» **SET TASK**: Take down each entry exactly as written.

(Dataset items)
»»

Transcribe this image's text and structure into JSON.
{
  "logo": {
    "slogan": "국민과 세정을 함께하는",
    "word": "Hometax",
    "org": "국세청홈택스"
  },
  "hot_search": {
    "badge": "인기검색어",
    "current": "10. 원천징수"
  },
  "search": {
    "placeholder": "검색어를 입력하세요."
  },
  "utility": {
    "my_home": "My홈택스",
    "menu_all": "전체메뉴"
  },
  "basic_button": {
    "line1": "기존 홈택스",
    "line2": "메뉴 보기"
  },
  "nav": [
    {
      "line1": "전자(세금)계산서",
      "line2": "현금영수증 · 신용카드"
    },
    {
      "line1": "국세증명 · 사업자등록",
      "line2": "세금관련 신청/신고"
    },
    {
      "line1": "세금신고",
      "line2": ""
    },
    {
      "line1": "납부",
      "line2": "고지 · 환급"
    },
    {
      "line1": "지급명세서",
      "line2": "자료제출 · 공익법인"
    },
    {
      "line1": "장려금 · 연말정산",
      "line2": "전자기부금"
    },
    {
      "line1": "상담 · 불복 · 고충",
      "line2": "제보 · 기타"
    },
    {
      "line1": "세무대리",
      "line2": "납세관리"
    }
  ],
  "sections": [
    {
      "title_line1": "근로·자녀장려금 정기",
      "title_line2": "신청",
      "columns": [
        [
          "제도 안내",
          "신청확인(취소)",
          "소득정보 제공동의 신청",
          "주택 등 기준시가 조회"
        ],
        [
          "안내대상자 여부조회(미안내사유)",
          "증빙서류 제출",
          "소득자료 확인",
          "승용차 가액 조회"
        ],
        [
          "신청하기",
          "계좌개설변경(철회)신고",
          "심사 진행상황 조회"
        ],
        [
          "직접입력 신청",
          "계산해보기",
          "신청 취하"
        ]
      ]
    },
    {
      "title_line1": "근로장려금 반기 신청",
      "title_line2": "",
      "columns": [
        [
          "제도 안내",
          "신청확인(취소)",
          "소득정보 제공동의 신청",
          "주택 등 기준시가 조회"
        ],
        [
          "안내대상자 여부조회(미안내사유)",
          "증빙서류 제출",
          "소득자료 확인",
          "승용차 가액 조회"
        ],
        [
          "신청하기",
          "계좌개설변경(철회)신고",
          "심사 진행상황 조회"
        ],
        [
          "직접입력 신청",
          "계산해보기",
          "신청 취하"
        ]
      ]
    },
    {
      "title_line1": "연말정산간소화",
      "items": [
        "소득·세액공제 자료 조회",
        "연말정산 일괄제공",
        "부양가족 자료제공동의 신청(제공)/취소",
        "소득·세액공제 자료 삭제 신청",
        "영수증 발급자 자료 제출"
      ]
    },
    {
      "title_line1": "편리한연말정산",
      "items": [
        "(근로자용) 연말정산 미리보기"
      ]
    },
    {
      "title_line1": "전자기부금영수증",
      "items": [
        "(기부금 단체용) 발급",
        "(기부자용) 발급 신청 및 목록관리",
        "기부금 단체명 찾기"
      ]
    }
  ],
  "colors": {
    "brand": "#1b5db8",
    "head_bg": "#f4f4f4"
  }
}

««

» **TASK RESPONSE**:
Transcribe this image's text and structure into JSON.
{
  "logo": {
    "slogan": "국민과 세정을 함께하는",
    "word": "Hometax",
    "org": "국세청홈택스"
  },
  "hot_search": {
    "badge": "인기검색어",
    "current": "10. 원천징수"
  },
  "search": {
    "placeholder": "검색어를 입력하세요."
  },
  "utility": {
    "my_home": "My홈택스",
    "menu_all": "전체메뉴"
  },
  "basic_button": {
    "line1": "기존 홈택스",
    "line2": "메뉴 보기"
  },
  "nav": [
    {
      "line1": "전자(세금)계산서",
      "line2": "현금영수증 · 신용카드"
    },
    {
      "line1": "국세증명 · 사업자등록",
      "line2": "세금관련 신청/신고"
    },
    {
      "line1": "세금신고",
      "line2": ""
    },
    {
      "line1": "납부",
      "line2": "고지 · 환급"
    },
    {
      "line1": "지급명세서",
      "line2": "자료제출 · 공익법인"
    },
    {
      "line1": "장려금 · 연말정산",
      "line2": "전자기부금"
    },
    {
      "line1": "상담 · 불복 · 고충",
      "line2": "제보 · 기타"
    },
    {
      "line1": "세무대리",
      "line2": "납세관리"
    }
  ],
  "sections": [
    {
      "title_line1": "근로·자녀장려금 정기",
      "title_line2": "신청",
      "columns": [
        [
          "제도 안내",
          "신청확인(취소)",
          "소득정보 제공동의 신청",
          "주택 등 기준시가 조회"
        ],
        [
          "안내대상자 여부조회(미안내사유)",
          "증빙서류 제출",
          "소득자료 확인",
          "승용차 가액 조회"
        ],
        [
          "신청하기",
          "계좌개설변경(철회)신고",
          "심사 진행상황 조회"
        ],
        [
          "직접입력 신청",
          "계산해보기",
          "신청 취하"
        ]
      ]
    },
    {
      "title_line1": "근로장려금 반기 신청",
      "title_line2": "",
      "columns": [
        [
          "제도 안내",
          "신청확인(취소)",
          "소득정보 제공동의 신청",
          "주택 등 기준시가 조회"
        ],
        [
          "안내대상자 여부조회(미안내사유)",
          "증빙서류 제출",
          "소득자료 확인",
          "승용차 가액 조회"
        ],
        [
          "신청하기",
          "계좌개설변경(철회)신고",
          "심사 진행상황 조회"
        ],
        [
          "직접입력 신청",
          "계산해보기",
          "신청 취하"
        ]
      ]
    },
    {
      "title_line1": "연말정산간소화",
      "items": [
        "소득·세액공제 자료 조회",
        "연말정산 일괄제공",
        "부양가족 자료제공동의 신청(제공)/취소",
        "소득·세액공제 자료 삭제 신청",
        "영수증 발급자 자료 제출"
      ]
    },
    {
      "title_line1": "편리한연말정산",
      "items": [
        "(근로자용) 연말정산 미리보기"
      ]
    },
    {
      "title_line1": "전자기부금영수증",
      "items": [
        "(기부금 단체용) 발급",
        "(기부자용) 발급 신청 및 목록관리",
        "기부금 단체명 찾기"
      ]
    }
  ],
  "colors": {
    "brand": "#1b5db8",
    "head_bg": "#f4f4f4"
  }
}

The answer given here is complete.